### Goal
Reproduce only the lines from the one containing "snippet-text: are versatile, resilient, and" through the one containing "title-highlight-box: Gravel ...", inclusive, replacing "result-path" with "result-url-path" and leaving everything else unchanged.

### Supplied entries
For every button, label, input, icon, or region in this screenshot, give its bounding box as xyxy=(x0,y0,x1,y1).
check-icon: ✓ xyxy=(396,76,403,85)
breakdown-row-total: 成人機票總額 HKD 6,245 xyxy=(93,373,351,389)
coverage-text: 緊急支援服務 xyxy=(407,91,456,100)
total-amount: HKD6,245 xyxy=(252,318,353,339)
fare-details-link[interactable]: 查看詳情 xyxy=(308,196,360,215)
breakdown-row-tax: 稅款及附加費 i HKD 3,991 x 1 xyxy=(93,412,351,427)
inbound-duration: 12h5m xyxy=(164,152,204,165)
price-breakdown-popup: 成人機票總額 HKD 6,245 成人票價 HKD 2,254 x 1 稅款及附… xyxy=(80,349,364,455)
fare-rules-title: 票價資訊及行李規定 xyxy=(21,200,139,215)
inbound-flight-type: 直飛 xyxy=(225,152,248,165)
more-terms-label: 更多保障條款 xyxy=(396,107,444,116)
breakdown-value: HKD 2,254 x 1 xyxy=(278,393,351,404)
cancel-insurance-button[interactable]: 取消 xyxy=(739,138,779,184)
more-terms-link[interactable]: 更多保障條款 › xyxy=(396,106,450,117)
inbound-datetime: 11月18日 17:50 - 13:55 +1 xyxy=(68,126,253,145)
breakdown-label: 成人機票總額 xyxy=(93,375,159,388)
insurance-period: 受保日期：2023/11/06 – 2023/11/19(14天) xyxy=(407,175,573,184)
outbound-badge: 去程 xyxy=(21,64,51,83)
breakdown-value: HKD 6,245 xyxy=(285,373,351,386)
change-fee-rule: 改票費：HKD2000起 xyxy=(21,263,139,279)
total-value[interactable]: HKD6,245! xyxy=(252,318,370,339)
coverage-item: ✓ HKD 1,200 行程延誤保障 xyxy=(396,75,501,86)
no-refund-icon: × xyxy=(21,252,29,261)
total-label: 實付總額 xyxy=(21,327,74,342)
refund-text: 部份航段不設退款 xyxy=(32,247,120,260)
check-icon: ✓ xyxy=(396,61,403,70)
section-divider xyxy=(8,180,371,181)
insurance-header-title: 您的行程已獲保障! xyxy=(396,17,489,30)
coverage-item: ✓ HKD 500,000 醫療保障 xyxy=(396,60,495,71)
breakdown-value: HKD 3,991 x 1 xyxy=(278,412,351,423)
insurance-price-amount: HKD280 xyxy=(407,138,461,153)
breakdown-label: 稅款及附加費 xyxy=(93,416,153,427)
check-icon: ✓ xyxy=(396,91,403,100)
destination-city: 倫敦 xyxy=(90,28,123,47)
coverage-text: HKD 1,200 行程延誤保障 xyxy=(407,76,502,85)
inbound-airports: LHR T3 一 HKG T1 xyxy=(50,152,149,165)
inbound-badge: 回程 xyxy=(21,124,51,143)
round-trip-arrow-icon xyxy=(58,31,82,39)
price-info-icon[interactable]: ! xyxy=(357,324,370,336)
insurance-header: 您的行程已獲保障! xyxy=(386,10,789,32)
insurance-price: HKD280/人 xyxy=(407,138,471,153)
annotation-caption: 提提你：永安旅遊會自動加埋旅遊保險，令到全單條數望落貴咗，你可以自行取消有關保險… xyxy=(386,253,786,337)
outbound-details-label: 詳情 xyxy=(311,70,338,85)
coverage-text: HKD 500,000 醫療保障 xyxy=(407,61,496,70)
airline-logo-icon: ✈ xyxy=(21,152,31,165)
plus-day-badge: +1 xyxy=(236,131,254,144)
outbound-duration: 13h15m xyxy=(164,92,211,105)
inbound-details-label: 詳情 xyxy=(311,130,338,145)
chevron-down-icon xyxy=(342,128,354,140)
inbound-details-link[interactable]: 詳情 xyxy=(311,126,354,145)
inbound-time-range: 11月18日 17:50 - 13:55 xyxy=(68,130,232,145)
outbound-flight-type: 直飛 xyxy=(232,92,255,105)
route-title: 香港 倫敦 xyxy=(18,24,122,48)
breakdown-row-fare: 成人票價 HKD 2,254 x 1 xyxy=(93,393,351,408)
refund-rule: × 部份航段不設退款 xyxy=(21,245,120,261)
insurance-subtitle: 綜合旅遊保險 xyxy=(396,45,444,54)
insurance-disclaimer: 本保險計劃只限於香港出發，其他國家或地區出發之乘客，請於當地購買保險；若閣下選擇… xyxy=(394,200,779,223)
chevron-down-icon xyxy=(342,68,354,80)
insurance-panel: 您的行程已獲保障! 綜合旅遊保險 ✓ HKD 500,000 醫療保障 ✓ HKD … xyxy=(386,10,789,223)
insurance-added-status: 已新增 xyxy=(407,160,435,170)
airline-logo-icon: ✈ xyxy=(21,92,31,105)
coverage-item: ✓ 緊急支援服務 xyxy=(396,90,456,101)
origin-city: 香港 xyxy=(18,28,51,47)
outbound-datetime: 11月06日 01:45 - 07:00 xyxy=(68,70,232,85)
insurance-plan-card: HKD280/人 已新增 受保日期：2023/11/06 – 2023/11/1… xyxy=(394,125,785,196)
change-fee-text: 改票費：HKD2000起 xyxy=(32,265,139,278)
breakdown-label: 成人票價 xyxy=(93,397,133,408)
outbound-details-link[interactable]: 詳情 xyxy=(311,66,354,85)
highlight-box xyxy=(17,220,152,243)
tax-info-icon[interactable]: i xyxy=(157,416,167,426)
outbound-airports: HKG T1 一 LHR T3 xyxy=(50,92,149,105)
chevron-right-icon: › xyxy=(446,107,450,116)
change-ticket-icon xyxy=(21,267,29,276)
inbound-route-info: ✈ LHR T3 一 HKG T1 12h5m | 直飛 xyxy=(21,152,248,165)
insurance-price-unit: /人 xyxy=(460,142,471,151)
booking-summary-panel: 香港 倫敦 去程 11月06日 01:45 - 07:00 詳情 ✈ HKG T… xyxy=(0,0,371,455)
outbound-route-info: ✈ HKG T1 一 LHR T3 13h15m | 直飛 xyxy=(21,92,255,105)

...

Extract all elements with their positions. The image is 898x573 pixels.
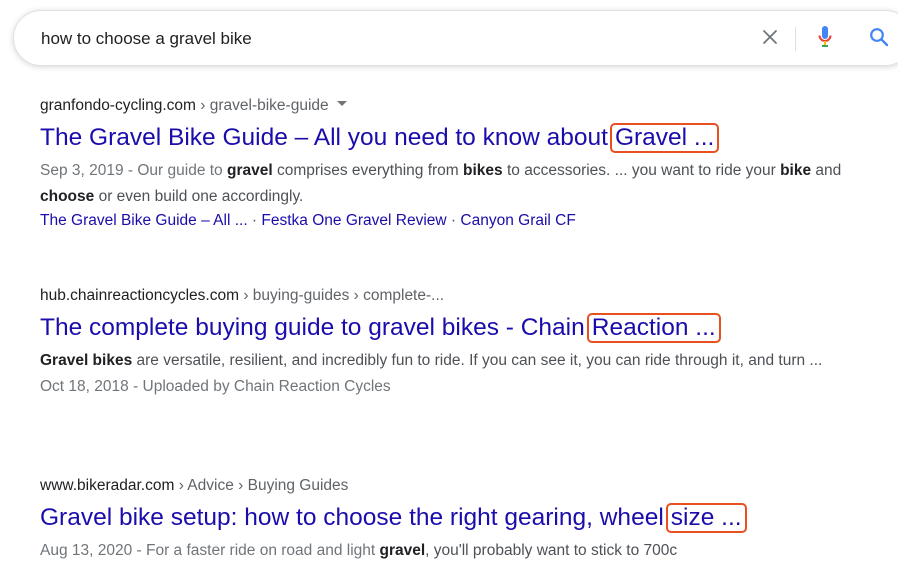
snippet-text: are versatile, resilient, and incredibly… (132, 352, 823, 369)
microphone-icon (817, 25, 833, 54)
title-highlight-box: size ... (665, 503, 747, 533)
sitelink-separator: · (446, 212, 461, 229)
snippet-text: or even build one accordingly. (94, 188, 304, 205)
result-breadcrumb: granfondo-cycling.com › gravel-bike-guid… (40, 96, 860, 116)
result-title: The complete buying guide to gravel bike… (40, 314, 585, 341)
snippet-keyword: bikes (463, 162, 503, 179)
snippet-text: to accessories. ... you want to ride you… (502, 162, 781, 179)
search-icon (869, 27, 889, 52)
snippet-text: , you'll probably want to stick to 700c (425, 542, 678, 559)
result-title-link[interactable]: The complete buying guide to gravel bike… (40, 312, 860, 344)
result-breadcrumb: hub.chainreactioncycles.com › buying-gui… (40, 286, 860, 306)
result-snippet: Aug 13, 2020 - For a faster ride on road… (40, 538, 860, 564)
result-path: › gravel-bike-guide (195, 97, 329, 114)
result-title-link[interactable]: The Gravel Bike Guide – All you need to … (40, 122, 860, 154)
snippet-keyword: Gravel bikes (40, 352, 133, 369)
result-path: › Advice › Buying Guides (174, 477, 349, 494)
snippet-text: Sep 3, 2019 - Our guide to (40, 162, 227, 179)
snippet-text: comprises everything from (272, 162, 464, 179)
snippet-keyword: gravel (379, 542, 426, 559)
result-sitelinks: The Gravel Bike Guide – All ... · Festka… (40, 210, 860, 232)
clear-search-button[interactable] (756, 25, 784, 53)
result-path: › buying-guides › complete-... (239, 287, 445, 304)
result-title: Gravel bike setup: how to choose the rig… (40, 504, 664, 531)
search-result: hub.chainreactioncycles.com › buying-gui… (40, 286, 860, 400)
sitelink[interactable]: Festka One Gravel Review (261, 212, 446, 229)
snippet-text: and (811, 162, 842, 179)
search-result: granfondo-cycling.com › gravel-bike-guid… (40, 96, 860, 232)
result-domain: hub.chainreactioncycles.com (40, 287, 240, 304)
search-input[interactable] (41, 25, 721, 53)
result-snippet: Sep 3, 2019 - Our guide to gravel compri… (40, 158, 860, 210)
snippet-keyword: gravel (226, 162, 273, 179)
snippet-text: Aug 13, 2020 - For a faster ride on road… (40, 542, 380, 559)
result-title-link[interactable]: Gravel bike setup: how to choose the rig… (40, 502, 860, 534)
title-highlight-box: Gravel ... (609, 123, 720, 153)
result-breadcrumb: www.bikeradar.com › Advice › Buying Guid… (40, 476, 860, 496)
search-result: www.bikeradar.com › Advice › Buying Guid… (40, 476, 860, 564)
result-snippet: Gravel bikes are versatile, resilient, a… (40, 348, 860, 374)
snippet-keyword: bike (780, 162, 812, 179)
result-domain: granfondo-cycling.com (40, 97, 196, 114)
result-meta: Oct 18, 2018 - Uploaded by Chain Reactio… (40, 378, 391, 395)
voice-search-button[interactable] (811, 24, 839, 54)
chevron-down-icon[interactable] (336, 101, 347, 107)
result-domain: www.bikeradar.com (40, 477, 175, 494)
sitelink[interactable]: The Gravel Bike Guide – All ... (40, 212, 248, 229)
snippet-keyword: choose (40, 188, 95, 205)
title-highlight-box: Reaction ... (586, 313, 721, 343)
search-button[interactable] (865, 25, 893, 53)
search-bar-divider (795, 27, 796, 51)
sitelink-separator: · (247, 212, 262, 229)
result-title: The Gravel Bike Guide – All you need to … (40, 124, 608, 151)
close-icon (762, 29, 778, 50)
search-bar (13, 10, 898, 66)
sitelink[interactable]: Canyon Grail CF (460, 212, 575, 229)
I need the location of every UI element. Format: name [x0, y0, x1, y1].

### Solution to this problem
snippet-text: are versatile, resilient, and incredibly… (132, 352, 823, 369)
microphone-icon (817, 25, 833, 54)
title-highlight-box: size ... (665, 503, 747, 533)
sitelink-separator: · (446, 212, 461, 229)
snippet-text: or even build one accordingly. (94, 188, 304, 205)
result-breadcrumb: granfondo-cycling.com › gravel-bike-guid… (40, 96, 860, 116)
result-title: The complete buying guide to gravel bike… (40, 314, 585, 341)
snippet-keyword: bikes (463, 162, 503, 179)
snippet-text: to accessories. ... you want to ride you… (502, 162, 781, 179)
search-icon (869, 27, 889, 52)
snippet-text: , you'll probably want to stick to 700c (425, 542, 678, 559)
result-title-link[interactable]: The complete buying guide to gravel bike… (40, 312, 860, 344)
result-breadcrumb: hub.chainreactioncycles.com › buying-gui… (40, 286, 860, 306)
result-snippet: Aug 13, 2020 - For a faster ride on road… (40, 538, 860, 564)
result-url-path: › gravel-bike-guide (195, 97, 329, 114)
result-title-link[interactable]: The Gravel Bike Guide – All you need to … (40, 122, 860, 154)
snippet-keyword: Gravel bikes (40, 352, 133, 369)
result-url-path: › Advice › Buying Guides (174, 477, 349, 494)
snippet-text: Sep 3, 2019 - Our guide to (40, 162, 227, 179)
snippet-text: comprises everything from (272, 162, 464, 179)
snippet-keyword: gravel (379, 542, 426, 559)
result-sitelinks: The Gravel Bike Guide – All ... · Festka… (40, 210, 860, 232)
clear-search-button[interactable] (756, 25, 784, 53)
result-url-path: › buying-guides › complete-... (239, 287, 445, 304)
result-title: Gravel bike setup: how to choose the rig… (40, 504, 664, 531)
search-result: hub.chainreactioncycles.com › buying-gui… (40, 286, 860, 400)
sitelink[interactable]: Festka One Gravel Review (261, 212, 446, 229)
snippet-text: and (811, 162, 842, 179)
search-result: granfondo-cycling.com › gravel-bike-guid… (40, 96, 860, 232)
result-domain: hub.chainreactioncycles.com (40, 287, 240, 304)
search-input[interactable] (41, 25, 721, 53)
result-snippet: Sep 3, 2019 - Our guide to gravel compri… (40, 158, 860, 210)
snippet-keyword: gravel (226, 162, 273, 179)
snippet-text: Aug 13, 2020 - For a faster ride on road… (40, 542, 380, 559)
result-title-link[interactable]: Gravel bike setup: how to choose the rig… (40, 502, 860, 534)
title-highlight-box: Gravel ... (609, 123, 720, 153)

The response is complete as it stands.